УДК 82.091
ДВОИЧНАЯ МОДЕЛЬ КУЛЬТУРЫ В ЛИТЕРАТУРЕ ФРАНЦИИ ХХ-ХХ1 вв.
ОТ БЛЕЗА САНДРАРА ДО БЕРНАРА ВЕРБЕРА
© Ирина Александровна ПАНКОВА
Тамбовский государственный университет им. Г.Р. Державина, г. Тамбов, Российская Федерация, кандидат филологических наук, доцент кафедры немецкой и французской филологии, e-mail: [email protected]
Анализируются изменения характера образности на примере творчества известных писателей Франции ХХ и XXI вв., подчеркивается ограниченность рациональной образности. Выявляются возможности мифологической образности. Отсюда и характерный интерес к дилемме: «первобытное -цивилизованное», а также глубоко неоднозначное отношение к современности. Возникает полифоническое творчество со множеством голосов и типов мышления, где текст выстраивается как сложная структура элементов, динамический конфликт различных стилей. Прослеживается сомнение в бесспорном превосходстве цивилизации и неизбежной прогрессивности рационального человека. На множественных примерах показывается, как современные французские писатели размышляют о способности человеческого разума, потерявшего опору в культурных ценностях, обращаться к архаичному, инстинктивному мироощущению. Обращение к синкретичной образности, генетическим источником которой служит пограничная культура, объединяет многих современных авторов. Главный пафос их произведений состоит в укреплении надежды на торжество подлинных вечных ценностей - любви и свободы. Подчеркивается, что, несмотря на ауру негативного эмоционального смысла, которой окружены позитивные идеи в романах антиутопистов, активность символической формы выражает и порождает веру в то, что никакое механическое тоталитарное устройство не способно завладеть миром до конца.
Ключевые слова: бинарная модель сознания; символизм; ирония; социальная утопия; метафора; мифологическая образность; культурные ценности; самобытность; стереотипы цивилизации.

ЗАПИСИ:
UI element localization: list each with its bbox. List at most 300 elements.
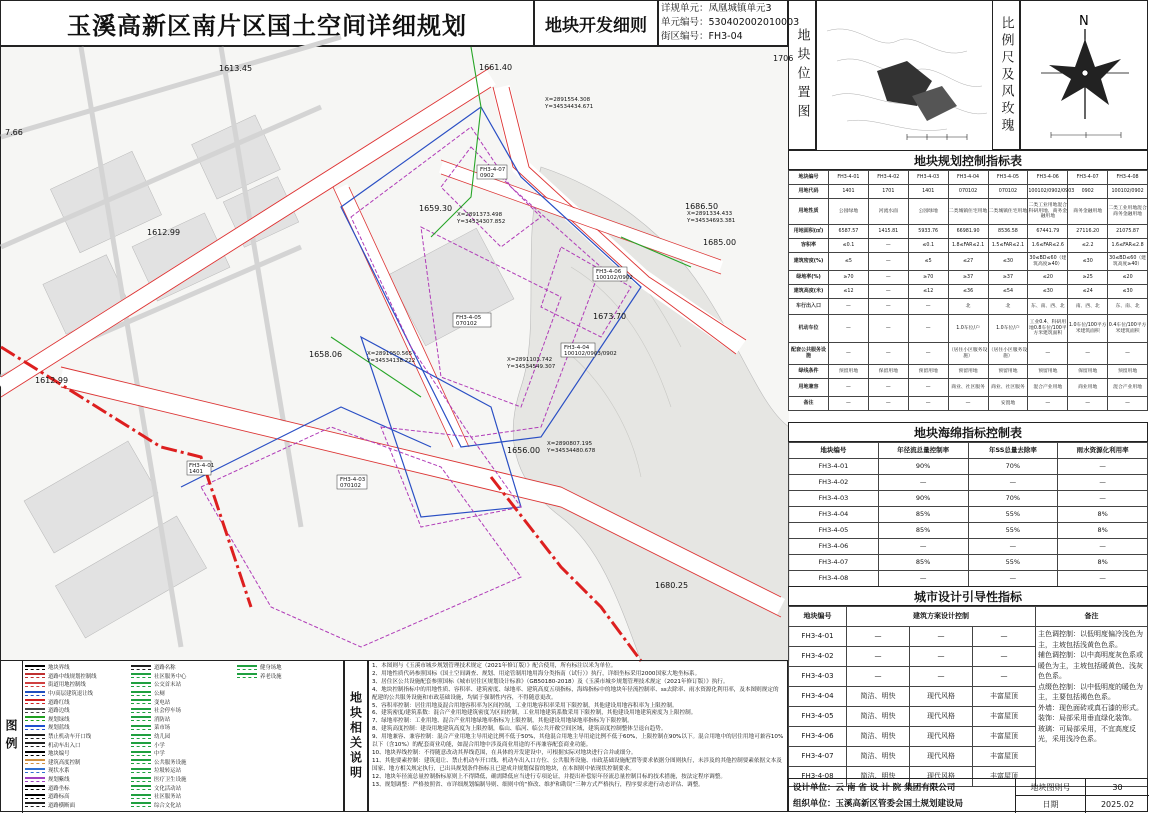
table-cell: —: [973, 627, 1036, 647]
date-value: 2025.02: [1085, 796, 1149, 813]
design-table: [788, 606, 1148, 781]
legend-swatch-icon: [25, 665, 45, 670]
coordinate-label: X=2891373.498 Y=34534307.852: [457, 212, 506, 225]
table-row: [789, 523, 1148, 539]
table-header-cell: FH3-4-06: [1028, 171, 1068, 185]
table-cell: 55%: [968, 507, 1058, 523]
unit-info: [658, 0, 800, 46]
table-cell: 丰富屋顶: [973, 707, 1036, 727]
table-cell: 丰富屋顶: [973, 727, 1036, 747]
table-cell: 用地兼容: [789, 379, 829, 397]
table-cell: 100102/0902: [1108, 185, 1148, 199]
legend-item-label: 社会停车场: [154, 708, 181, 715]
table-cell: —: [968, 571, 1058, 587]
table-row: [789, 271, 1148, 285]
legend-swatch-icon: [25, 794, 45, 799]
table-cell: —: [908, 343, 948, 365]
table-cell: 容积率: [789, 239, 829, 253]
table-cell: 商业、社区服务: [948, 379, 988, 397]
legend-item-label: 社区服务站: [154, 794, 181, 801]
legend-swatch-icon: [131, 794, 151, 799]
legend-item: [25, 672, 97, 681]
design-note: 主色调控制：以低明度偏冷浅色为主，主坡包括浅黄色色系。 辅色调控制：以中高明度灰色系或暖色为主，主坡包括暖黄色、浅灰色色系。 点缀色控制：以中低明度的暖色为主，主要包括褐色色系。 外墙：现色面砖或真石漆的形式。 装饰：局部采用垂直绿化装饰。 玻璃：可局部采用，不宜高度反光，采用浅冷色系。: [1036, 627, 1148, 787]
table-cell: —: [829, 315, 869, 343]
table-header-cell: FH3-4-07: [1068, 171, 1108, 185]
table-cell: —: [973, 647, 1036, 667]
table-cell: —: [829, 299, 869, 315]
legend-item-label: 社区服务中心: [154, 673, 187, 680]
table-header-cell: 地块编号: [789, 443, 879, 459]
table-cell: 二类工业用地混合科研用地、商务金融用地: [1028, 199, 1068, 225]
legend-item: [131, 740, 193, 749]
table-cell: 90%: [878, 459, 968, 475]
table-cell: ≤5: [829, 253, 869, 271]
table-cell: 公园绿地: [908, 199, 948, 225]
table-cell: 简洁、明快: [847, 767, 910, 787]
coordinate-label: X=2891334.433 Y=34534693.381: [687, 211, 736, 224]
table-cell: ≤0.1: [829, 239, 869, 253]
compass: [1020, 0, 1148, 150]
table-cell: ≤20: [1028, 271, 1068, 285]
table-cell: 二类工业用地混合商务金融用地: [1108, 199, 1148, 225]
table-cell: 1415.81: [868, 225, 908, 239]
legend-swatch-icon: [25, 802, 45, 807]
block-code: FH3-4-03: [340, 477, 366, 483]
page-subtitle: 地块开发细则: [534, 0, 658, 46]
table-cell: 66981.90: [948, 225, 988, 239]
legend-swatch-icon: [131, 699, 151, 704]
location-map: [816, 0, 992, 150]
table-cell: 备注: [789, 397, 829, 411]
legend-item-label: 养老设施: [260, 673, 282, 680]
table-cell: —: [1058, 491, 1148, 507]
table-row: [789, 285, 1148, 299]
table-cell: 南、西、北: [1068, 299, 1108, 315]
legend-item: [25, 715, 87, 724]
table-cell: 丰富屋顶: [973, 747, 1036, 767]
table-cell: —: [847, 647, 910, 667]
table-cell: —: [1058, 539, 1148, 555]
legend-swatch-icon: [131, 682, 151, 687]
design-table-title: 城市设计引导性指标: [788, 586, 1148, 606]
legend-item: [25, 680, 87, 689]
legend-item: [25, 792, 87, 801]
control-table: [788, 170, 1148, 412]
sponge-table-title: 地块海绵指标控制表: [788, 422, 1148, 442]
legend-swatch-icon: [237, 665, 257, 670]
table-cell: （居住小区服务设施）: [948, 343, 988, 365]
legend-item: [131, 689, 193, 698]
table-cell: 070102: [948, 185, 988, 199]
table-cell: —: [829, 379, 869, 397]
notes: [368, 660, 788, 812]
legend-item-label: 公共服务设施: [154, 759, 187, 766]
table-cell: 1.6≤FAR≤2.6: [1028, 239, 1068, 253]
table-cell: 用地性质: [789, 199, 829, 225]
sponge-table: [788, 442, 1148, 586]
table-cell: ≤27: [948, 253, 988, 271]
table-cell: 30≤BD≤60（建筑高度≥40）: [1108, 253, 1148, 271]
table-cell: 商业用地: [1068, 379, 1108, 397]
block-code: FH3-4-07: [480, 167, 506, 173]
table-cell: 70%: [968, 491, 1058, 507]
legend-column: [237, 663, 299, 680]
note-item: 2、用地性质代码参照国标《国土空间调查、规划、用途管制用地用海分类指南（试行）》执行，详细坐标采用2000国家大地坐标系。: [372, 670, 701, 677]
legend-item-label: 文化活动站: [154, 785, 181, 792]
legend-item: [131, 758, 193, 767]
legend-item-label: 道路坐标: [48, 785, 70, 792]
table-header-cell: FH3-4-05: [988, 171, 1028, 185]
table-cell: 二类城镇住宅用地: [988, 199, 1028, 225]
wind-rose-canvas: [1021, 1, 1149, 151]
table-cell: ≤20: [1108, 271, 1148, 285]
table-cell: 现代风格: [910, 727, 973, 747]
table-row: [789, 555, 1148, 571]
table-cell: —: [968, 475, 1058, 491]
legend-swatch-icon: [25, 691, 45, 696]
note-item: 4、地块控制指标中的用地性质、容积率、建筑密度、绿地率、建筑高度五项指标，海绵指标中的地块年径流控制率、ss去除率、雨水资源化利用率，及本图则规定的配建的公共服务设施和市政基础设施，均属于强制性内容，不得随意更改。: [372, 686, 779, 701]
table-cell: FH3-4-02: [789, 475, 879, 491]
table-header-cell: FH3-4-01: [829, 171, 869, 185]
table-cell: 1701: [868, 185, 908, 199]
legend-item-label: 现状水系: [48, 768, 70, 775]
legend-item: [25, 697, 87, 706]
table-header-row: [789, 171, 1148, 185]
table-cell: 现代风格: [910, 707, 973, 727]
table-header-cell: 年SS总量去除率: [968, 443, 1058, 459]
table-row: [789, 185, 1148, 199]
table-cell: ≤30: [988, 253, 1028, 271]
table-cell: 绿线条件: [789, 365, 829, 379]
table-cell: 6587.57: [829, 225, 869, 239]
table-cell: —: [868, 343, 908, 365]
legend-swatch-icon: [131, 802, 151, 807]
elevation-label: 1658.06: [309, 350, 343, 359]
note-item: 1、本图则与《玉溪市城乡规划管理技术规定（2021年修订版）》配合使用，所有标注以米为单位。: [372, 663, 617, 669]
scale-label: 比例尺及风玫瑰: [992, 0, 1020, 150]
legend-item-label: 幼儿园: [154, 734, 171, 741]
table-cell: —: [1058, 459, 1148, 475]
table-row: [789, 315, 1148, 343]
legend-item-label: 地块编号: [48, 751, 70, 758]
table-cell: ≥37: [948, 271, 988, 285]
table-cell: —: [878, 475, 968, 491]
table-header-cell: 建筑方案设计控制: [847, 607, 1036, 627]
table-cell: —: [910, 627, 973, 647]
table-cell: —: [868, 315, 908, 343]
legend-item-label: 地块界线: [48, 665, 70, 672]
table-cell: 67441.79: [1028, 225, 1068, 239]
table-cell: 0902: [1068, 185, 1108, 199]
block-use: 070102: [340, 483, 361, 489]
table-cell: FH3-4-06: [789, 727, 847, 747]
table-cell: FH3-4-07: [789, 555, 879, 571]
table-row: [789, 397, 1148, 411]
table-cell: 5933.76: [908, 225, 948, 239]
table-cell: FH3-4-01: [789, 627, 847, 647]
table-cell: —: [868, 271, 908, 285]
note-item: 13、规划调整：严格按照省、市详细规划编制导则、细则中的“修改、维护和勘误”三种方式严格执行，程序要求进行动态评估、调整。: [372, 781, 704, 788]
unit-info-line: 详规单元：凤凰城镇单元3: [661, 3, 772, 14]
table-cell: ≤0.1: [908, 239, 948, 253]
legend-column: [25, 663, 97, 809]
table-cell: 丰富屋顶: [973, 767, 1036, 787]
location-label: 地块位置图: [788, 0, 816, 150]
table-cell: FH3-4-03: [789, 667, 847, 687]
table-cell: FH3-4-07: [789, 747, 847, 767]
table-header-cell: 年径流总量控制率: [878, 443, 968, 459]
table-cell: 丰富屋顶: [973, 687, 1036, 707]
table-cell: —: [878, 539, 968, 555]
block-use: 100102/0903/0902: [564, 351, 617, 357]
control-table-title: 地块规划控制指标表: [788, 150, 1148, 170]
legend-item: [25, 801, 87, 810]
table-cell: FH3-4-03: [789, 491, 879, 507]
table-cell: ≤12: [908, 285, 948, 299]
note-item: 8、建筑高度控制：建设用地建筑高度为上限控制，临山、临河、临公共开敞空间区域，建筑高度控制整体呈退台趋势。: [372, 726, 667, 733]
table-cell: —: [968, 539, 1058, 555]
table-row: [789, 299, 1148, 315]
legend-swatch-icon: [25, 682, 45, 687]
legend-item-label: 中学: [154, 751, 165, 758]
table-cell: FH3-4-01: [789, 459, 879, 475]
legend-item-label: 道路标高: [48, 794, 70, 801]
map-no-label: 地块图则号: [1015, 779, 1085, 796]
table-cell: 混合产业用地: [1028, 379, 1068, 397]
table-cell: —: [908, 397, 948, 411]
legend-item-label: 变电站: [154, 699, 171, 706]
elevation-label: 1680.25: [655, 581, 689, 590]
table-cell: 安置地: [988, 397, 1028, 411]
coordinate-label: X=2891050.565 Y=34534138.222: [367, 351, 416, 364]
table-cell: ≤24: [1068, 285, 1108, 299]
title-block: [788, 778, 1148, 812]
legend-item: [25, 766, 87, 775]
legend-item-label: 垃圾转运站: [154, 768, 181, 775]
table-row: [789, 507, 1148, 523]
note-item: 11、其他要素控制：建筑退让、禁止机动车开口线、机动车出入口方位、公共服务设施、市政基础设施配置等要求依据分图则执行，未涉及的其他控制要素依据文本及国家、地方相关规定执行，已出具规划条件指标且已建成并规划保留的地块，在本图则中依现状控制要求。: [372, 757, 782, 772]
table-cell: —: [847, 627, 910, 647]
legend-item-label: 菜市场: [154, 725, 171, 732]
legend-swatch-icon: [131, 768, 151, 773]
table-cell: 商业、社区服务: [988, 379, 1028, 397]
legend-swatch-icon: [131, 751, 151, 756]
legend-item-label: 规划蓝线: [48, 725, 70, 732]
table-cell: —: [1058, 571, 1148, 587]
table-cell: 车行出入口: [789, 299, 829, 315]
legend-item: [131, 723, 193, 732]
note-item: 3、居住区公共设施配套参照国标《城市居住区规划设计标准》（GB50180-2018）及《玉溪市城乡规划管理技术规定（2021年修订版）》执行。: [372, 678, 729, 685]
table-cell: 简洁、明快: [847, 727, 910, 747]
legend-item-label: 建筑高度控制: [48, 759, 81, 766]
legend-item-label: 健身场地: [260, 665, 282, 672]
elevation-label: 1685.00: [703, 238, 737, 247]
legend-item: [131, 766, 193, 775]
table-row: [789, 365, 1148, 379]
table-cell: —: [1058, 475, 1148, 491]
table-cell: —: [1068, 343, 1108, 365]
table-cell: 100102/0902/0903: [1028, 185, 1068, 199]
legend-swatch-icon: [131, 691, 151, 696]
table-cell: —: [829, 397, 869, 411]
legend: [0, 660, 344, 812]
table-cell: FH3-4-02: [789, 647, 847, 667]
legend-swatch-icon: [25, 734, 45, 739]
legend-swatch-icon: [131, 665, 151, 670]
table-cell: 用地代码: [789, 185, 829, 199]
legend-item: [131, 715, 193, 724]
table-cell: 绿地率(%): [789, 271, 829, 285]
note-item: 5、容积率控制：居住用地及混合用地容积率为区间控制，工业用地容积率采用下限控制，其他建设用地容积率为上限控制。: [372, 702, 678, 709]
table-header-cell: 雨水资源化利用率: [1058, 443, 1148, 459]
block-use: 0902: [480, 173, 494, 179]
plan-map[interactable]: [0, 46, 794, 660]
table-cell: 90%: [878, 491, 968, 507]
table-cell: ≤30: [1108, 285, 1148, 299]
table-row: [789, 225, 1148, 239]
block-use: 070102: [456, 321, 477, 327]
legend-swatch-icon: [131, 734, 151, 739]
legend-swatch-icon: [25, 742, 45, 747]
table-cell: 简洁、明快: [847, 687, 910, 707]
table-cell: ≥70: [829, 271, 869, 285]
legend-item: [25, 663, 87, 672]
table-cell: 1.0车位/户: [948, 315, 988, 343]
table-row: [789, 343, 1148, 365]
table-row: [789, 459, 1148, 475]
legend-swatch-icon: [131, 785, 151, 790]
table-cell: 配套公共服务设施: [789, 343, 829, 365]
legend-swatch-icon: [131, 673, 151, 678]
date-label: 日期: [1015, 796, 1085, 813]
table-cell: 保留用地: [1068, 365, 1108, 379]
legend-item: [25, 723, 87, 732]
table-row: [789, 627, 1148, 647]
table-cell: 商务金融用地: [1068, 199, 1108, 225]
table-cell: 85%: [878, 507, 968, 523]
table-cell: 55%: [968, 555, 1058, 571]
table-cell: 27116.20: [1068, 225, 1108, 239]
table-cell: 北: [988, 299, 1028, 315]
legend-swatch-icon: [25, 751, 45, 756]
table-header-row: [789, 607, 1148, 627]
table-cell: 0.4车位/100平方米建筑面积: [1108, 315, 1148, 343]
table-cell: —: [1108, 343, 1148, 365]
legend-item-label: 公厕: [154, 691, 165, 698]
table-cell: 工业0.4、科研用地0.8车位/100平方米建筑面积: [1028, 315, 1068, 343]
table-cell: ≤5: [908, 253, 948, 271]
legend-item-label: 综合文化站: [154, 802, 181, 809]
table-cell: —: [948, 397, 988, 411]
note-item: 9、用地兼容、兼容控制：混合产业用地主导用途比例不低于50%，其他混合用地主导用途比例不低于60%，上限控制在90%以下。混合用地中的居住用地可兼容10%以下（含10%）的配套商业功能，如混合用地中涉及商业用途的不再兼容配套商业功能。: [372, 734, 784, 749]
legend-item-label: 规划绿线: [48, 716, 70, 723]
table-cell: —: [1068, 397, 1108, 411]
legend-item: [131, 749, 193, 758]
table-cell: 预留用地: [1028, 365, 1068, 379]
table-cell: ≤12: [829, 285, 869, 299]
legend-swatch-icon: [131, 716, 151, 721]
table-cell: FH3-4-08: [789, 571, 879, 587]
elevation-label: 1613.45: [219, 64, 253, 73]
legend-item-label: 医疗卫生设施: [154, 777, 187, 784]
elevation-label: 1656.00: [507, 446, 541, 455]
legend-swatch-icon: [25, 759, 45, 764]
table-cell: ≤36: [948, 285, 988, 299]
table-cell: 预留用地: [988, 365, 1028, 379]
block-code: FH3-4-06: [596, 269, 622, 275]
table-header-cell: 备注: [1036, 607, 1148, 627]
table-cell: 河流水面: [868, 199, 908, 225]
table-cell: 1.0车位/户: [988, 315, 1028, 343]
coordinate-label: X=2890807.195 Y=34534480.678: [547, 441, 596, 454]
table-cell: 1.0车位/100平方米建筑面积: [1068, 315, 1108, 343]
table-cell: 8536.58: [988, 225, 1028, 239]
table-header-cell: FH3-4-08: [1108, 171, 1148, 185]
table-cell: 8%: [1058, 555, 1148, 571]
table-cell: （居住小区服务设施）: [988, 343, 1028, 365]
legend-swatch-icon: [131, 708, 151, 713]
legend-item: [131, 801, 193, 810]
table-cell: FH3-4-04: [789, 687, 847, 707]
coordinate-label: X=2891554.308 Y=34534434.671: [545, 97, 594, 110]
legend-item: [25, 783, 87, 792]
table-cell: 东、南、西、北: [1028, 299, 1068, 315]
legend-swatch-icon: [25, 673, 45, 678]
table-cell: 8%: [1058, 523, 1148, 539]
table-cell: ≤30: [1028, 285, 1068, 299]
legend-item: [131, 663, 193, 672]
legend-item: [131, 672, 193, 681]
table-cell: ≤30: [1068, 253, 1108, 271]
table-cell: 现代风格: [910, 747, 973, 767]
table-cell: FH3-4-05: [789, 523, 879, 539]
elevation-label: 1612.99: [35, 376, 69, 385]
legend-swatch-icon: [131, 725, 151, 730]
table-cell: —: [1108, 397, 1148, 411]
table-cell: —: [878, 571, 968, 587]
table-cell: —: [908, 379, 948, 397]
table-cell: ≥70: [908, 271, 948, 285]
elevation-label: 7.66: [5, 128, 23, 137]
legend-items: [25, 661, 343, 813]
legend-item-label: 小学: [154, 742, 165, 749]
table-cell: 公园绿地: [829, 199, 869, 225]
table-cell: —: [868, 253, 908, 271]
table-cell: 1401: [829, 185, 869, 199]
note-item: 12、地块年径流总量控制指标原则上不得降低，确需降低应当进行专项论证，并提出补偿原年径流总量控制目标的技术措施，按法定程序调整。: [372, 773, 726, 780]
design-unit: 设计单位：云 南 省 设 计 院 集团有限公司: [793, 783, 956, 793]
legend-item-label: 道路边线: [48, 708, 70, 715]
location-map-canvas: [817, 1, 993, 151]
table-row: [789, 199, 1148, 225]
table-cell: —: [910, 667, 973, 687]
table-row: [789, 379, 1148, 397]
table-cell: 21075.87: [1108, 225, 1148, 239]
table-cell: 建筑高度(米): [789, 285, 829, 299]
elevation-label: 1661.40: [479, 63, 513, 72]
table-cell: ≤54: [988, 285, 1028, 299]
table-row: [789, 253, 1148, 271]
table-cell: 1.8≤FAR≤2.1: [948, 239, 988, 253]
legend-swatch-icon: [25, 708, 45, 713]
table-cell: FH3-4-08: [789, 767, 847, 787]
legend-column: [131, 663, 193, 809]
table-cell: 预留用地: [948, 365, 988, 379]
legend-swatch-icon: [237, 673, 257, 678]
legend-swatch-icon: [25, 699, 45, 704]
legend-item: [25, 740, 87, 749]
elevation-label: 1686.50: [685, 202, 719, 211]
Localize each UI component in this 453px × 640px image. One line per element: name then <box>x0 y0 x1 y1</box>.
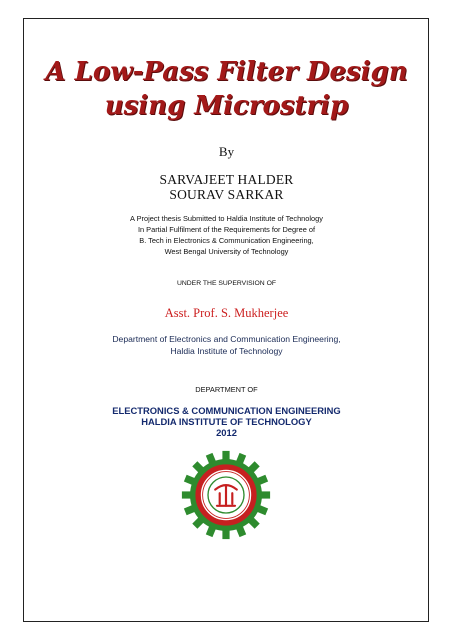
supervisor-name: Asst. Prof. S. Mukherjee <box>164 306 289 320</box>
author-1: SARVAJEET HALDER <box>159 172 294 187</box>
institution-name: HALDIA INSTITUTE OF TECHNOLOGY <box>141 416 312 427</box>
institution-department: ELECTRONICS & COMMUNICATION ENGINEERING <box>112 405 341 416</box>
thesis-note-line-4: West Bengal University of Technology <box>164 247 289 256</box>
department-line-2: Haldia Institute of Technology <box>170 346 283 356</box>
by-label: By <box>218 144 235 159</box>
year: 2012 <box>216 427 237 438</box>
title-line-1: A Low-Pass Filter Design <box>45 57 408 87</box>
institute-logo <box>181 450 271 540</box>
department-line-1: Department of Electronics and Communication Engineering, <box>112 334 341 344</box>
department-of-label: DEPARTMENT OF <box>195 385 258 394</box>
thesis-note-line-1: A Project thesis Submitted to Haldia Institute of Technology <box>130 214 323 223</box>
thesis-note-line-2: In Partial Fulfilment of the Requirements for Degree of <box>137 225 316 234</box>
title-line-2: using Microstrip <box>104 91 349 121</box>
thesis-note-line-3: B. Tech in Electronics & Communication Engineering, <box>139 236 314 245</box>
author-2: SOURAV SARKAR <box>169 187 284 202</box>
supervision-label: UNDER THE SUPERVISION OF <box>176 280 277 287</box>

ВАШЕ ЗАДАНИЕ:
Перепишите текст о двоичной модели культуры во французской литературе от «Ключевые слова: бинарная» до «самобытность; стереотипы цивилизации.», поставив «сатира» вместо «ирония».

РЕЗУЛЬТАТ НИЖЕ:
Ключевые слова: бинарная модель сознания; символизм; сатира; социальная утопия; метафора; мифологическая образность; культурные ценности; самобытность; стереотипы цивилизации.